— Start —

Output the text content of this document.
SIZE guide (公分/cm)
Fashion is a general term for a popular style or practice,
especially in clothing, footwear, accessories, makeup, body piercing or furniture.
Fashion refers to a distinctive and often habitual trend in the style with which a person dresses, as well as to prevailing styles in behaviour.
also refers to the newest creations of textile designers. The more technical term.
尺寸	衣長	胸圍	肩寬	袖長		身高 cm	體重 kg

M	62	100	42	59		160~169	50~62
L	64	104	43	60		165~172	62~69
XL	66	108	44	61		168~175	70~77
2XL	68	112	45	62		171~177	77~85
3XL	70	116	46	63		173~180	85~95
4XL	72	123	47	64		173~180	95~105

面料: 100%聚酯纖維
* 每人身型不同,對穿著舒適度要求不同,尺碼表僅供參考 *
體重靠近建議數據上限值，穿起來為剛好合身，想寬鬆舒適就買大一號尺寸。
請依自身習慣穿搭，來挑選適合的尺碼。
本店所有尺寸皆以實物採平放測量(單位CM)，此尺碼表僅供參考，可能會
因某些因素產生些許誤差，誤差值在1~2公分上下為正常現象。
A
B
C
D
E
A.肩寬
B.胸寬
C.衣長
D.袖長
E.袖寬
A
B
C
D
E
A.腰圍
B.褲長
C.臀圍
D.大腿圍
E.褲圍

— End —
— Start —

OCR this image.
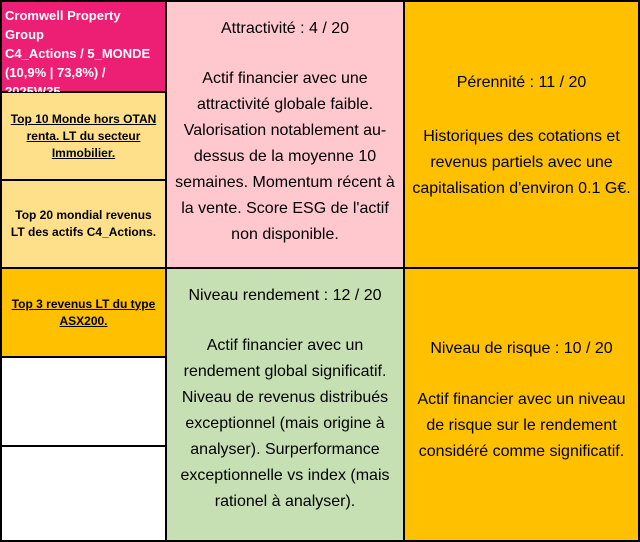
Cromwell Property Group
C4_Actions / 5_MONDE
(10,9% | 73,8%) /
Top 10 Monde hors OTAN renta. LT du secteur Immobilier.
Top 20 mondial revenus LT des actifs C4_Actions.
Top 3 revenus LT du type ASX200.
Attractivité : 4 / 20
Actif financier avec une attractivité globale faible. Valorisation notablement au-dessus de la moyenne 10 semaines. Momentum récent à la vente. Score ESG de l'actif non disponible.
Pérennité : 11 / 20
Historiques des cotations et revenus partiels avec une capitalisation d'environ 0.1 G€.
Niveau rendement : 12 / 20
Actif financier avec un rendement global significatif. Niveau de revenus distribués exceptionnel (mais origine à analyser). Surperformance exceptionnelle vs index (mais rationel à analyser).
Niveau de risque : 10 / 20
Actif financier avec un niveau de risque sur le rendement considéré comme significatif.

— End —
— Start —

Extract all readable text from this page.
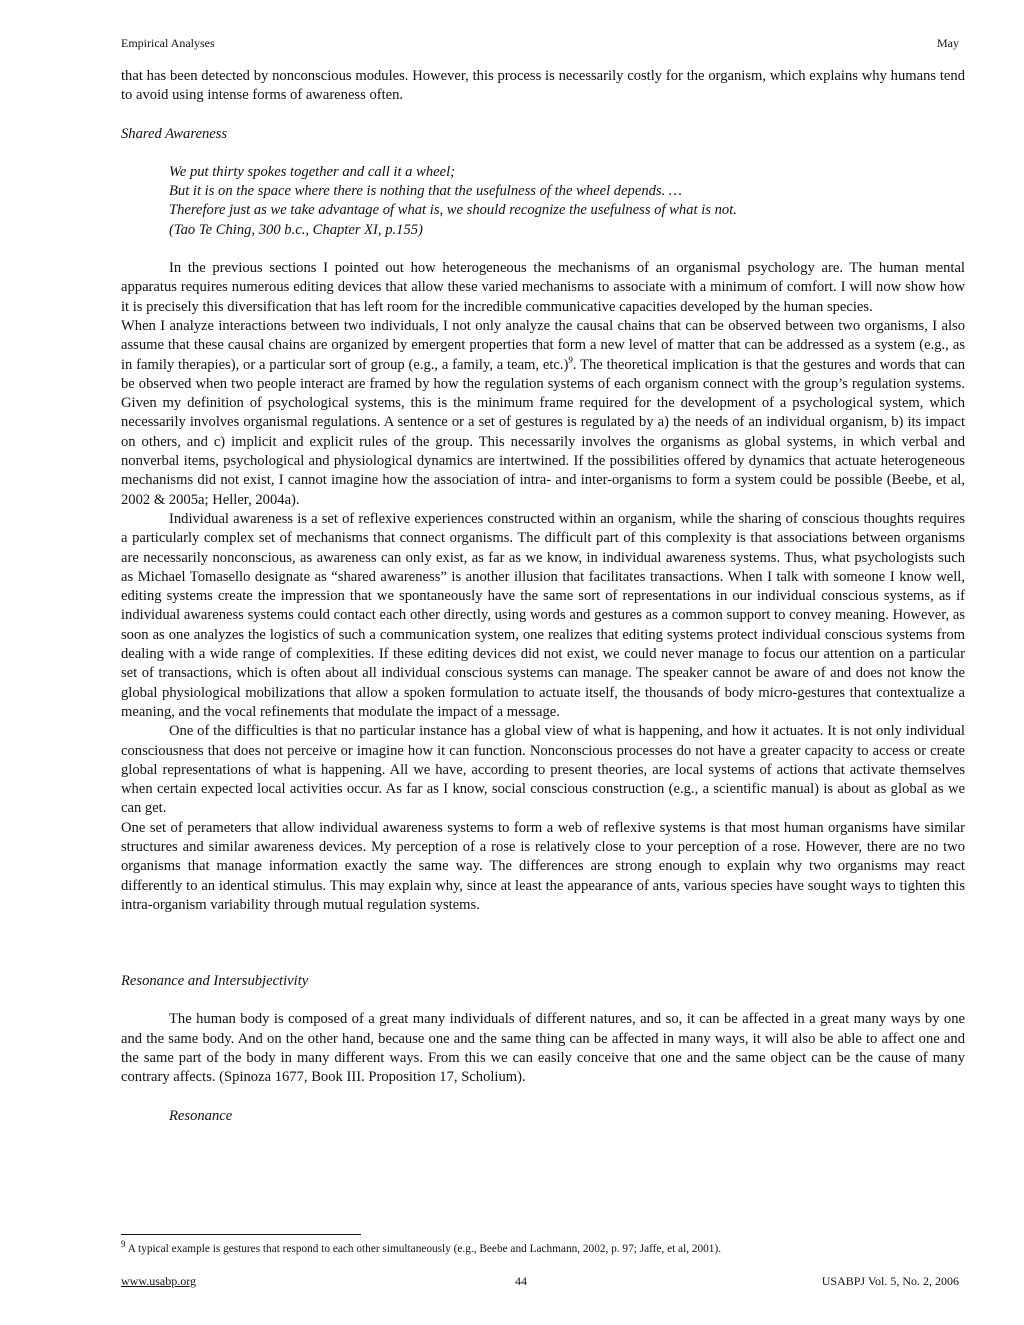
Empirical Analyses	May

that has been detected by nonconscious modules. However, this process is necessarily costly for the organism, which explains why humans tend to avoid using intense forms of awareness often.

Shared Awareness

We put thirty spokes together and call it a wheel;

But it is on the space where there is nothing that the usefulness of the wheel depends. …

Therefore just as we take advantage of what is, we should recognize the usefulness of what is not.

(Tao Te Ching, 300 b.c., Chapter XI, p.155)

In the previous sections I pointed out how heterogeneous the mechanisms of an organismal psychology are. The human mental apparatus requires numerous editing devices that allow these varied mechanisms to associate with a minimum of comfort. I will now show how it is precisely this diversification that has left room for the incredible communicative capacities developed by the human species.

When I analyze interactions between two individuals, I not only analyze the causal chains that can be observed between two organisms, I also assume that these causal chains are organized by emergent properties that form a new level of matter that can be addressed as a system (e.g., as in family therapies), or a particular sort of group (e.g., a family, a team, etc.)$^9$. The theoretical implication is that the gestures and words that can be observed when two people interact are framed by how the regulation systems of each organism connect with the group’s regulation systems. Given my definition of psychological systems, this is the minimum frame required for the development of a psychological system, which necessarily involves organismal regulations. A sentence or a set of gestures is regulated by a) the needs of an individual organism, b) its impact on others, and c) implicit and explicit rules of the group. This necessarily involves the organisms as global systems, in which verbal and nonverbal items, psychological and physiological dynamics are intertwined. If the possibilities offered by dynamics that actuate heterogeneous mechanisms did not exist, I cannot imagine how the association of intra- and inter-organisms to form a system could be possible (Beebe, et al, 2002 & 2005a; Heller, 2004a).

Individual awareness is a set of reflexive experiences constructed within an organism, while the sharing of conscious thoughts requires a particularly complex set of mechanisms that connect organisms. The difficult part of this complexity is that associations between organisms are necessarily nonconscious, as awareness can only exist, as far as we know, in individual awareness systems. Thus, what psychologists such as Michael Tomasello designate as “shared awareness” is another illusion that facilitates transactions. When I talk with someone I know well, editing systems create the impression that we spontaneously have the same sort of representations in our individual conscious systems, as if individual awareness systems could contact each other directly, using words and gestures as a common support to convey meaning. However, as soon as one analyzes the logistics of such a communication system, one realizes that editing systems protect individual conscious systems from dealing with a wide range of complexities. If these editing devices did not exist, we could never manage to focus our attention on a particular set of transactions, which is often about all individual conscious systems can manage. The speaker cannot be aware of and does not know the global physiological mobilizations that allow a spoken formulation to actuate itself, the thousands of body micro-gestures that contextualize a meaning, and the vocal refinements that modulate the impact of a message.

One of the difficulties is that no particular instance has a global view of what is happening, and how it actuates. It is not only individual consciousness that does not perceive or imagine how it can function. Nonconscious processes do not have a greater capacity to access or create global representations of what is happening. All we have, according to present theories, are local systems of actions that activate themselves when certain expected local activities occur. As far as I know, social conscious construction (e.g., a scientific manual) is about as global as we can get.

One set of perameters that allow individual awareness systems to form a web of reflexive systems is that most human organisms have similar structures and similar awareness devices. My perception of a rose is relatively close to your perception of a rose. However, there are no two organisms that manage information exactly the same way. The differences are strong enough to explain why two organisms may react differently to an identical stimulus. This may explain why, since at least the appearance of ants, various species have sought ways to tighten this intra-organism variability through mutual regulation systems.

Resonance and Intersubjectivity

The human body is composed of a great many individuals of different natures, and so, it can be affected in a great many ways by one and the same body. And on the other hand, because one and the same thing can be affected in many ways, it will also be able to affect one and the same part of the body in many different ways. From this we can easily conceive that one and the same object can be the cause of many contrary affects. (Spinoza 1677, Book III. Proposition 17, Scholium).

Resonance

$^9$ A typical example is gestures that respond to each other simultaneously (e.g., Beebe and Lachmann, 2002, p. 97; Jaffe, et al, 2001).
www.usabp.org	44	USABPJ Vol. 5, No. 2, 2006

— End —

Work required: Extract all lines containing the word "risque".

Task answer:
Niveau de risque : 10 / 20
Actif financier avec un niveau de risque sur le rendement considéré comme significatif.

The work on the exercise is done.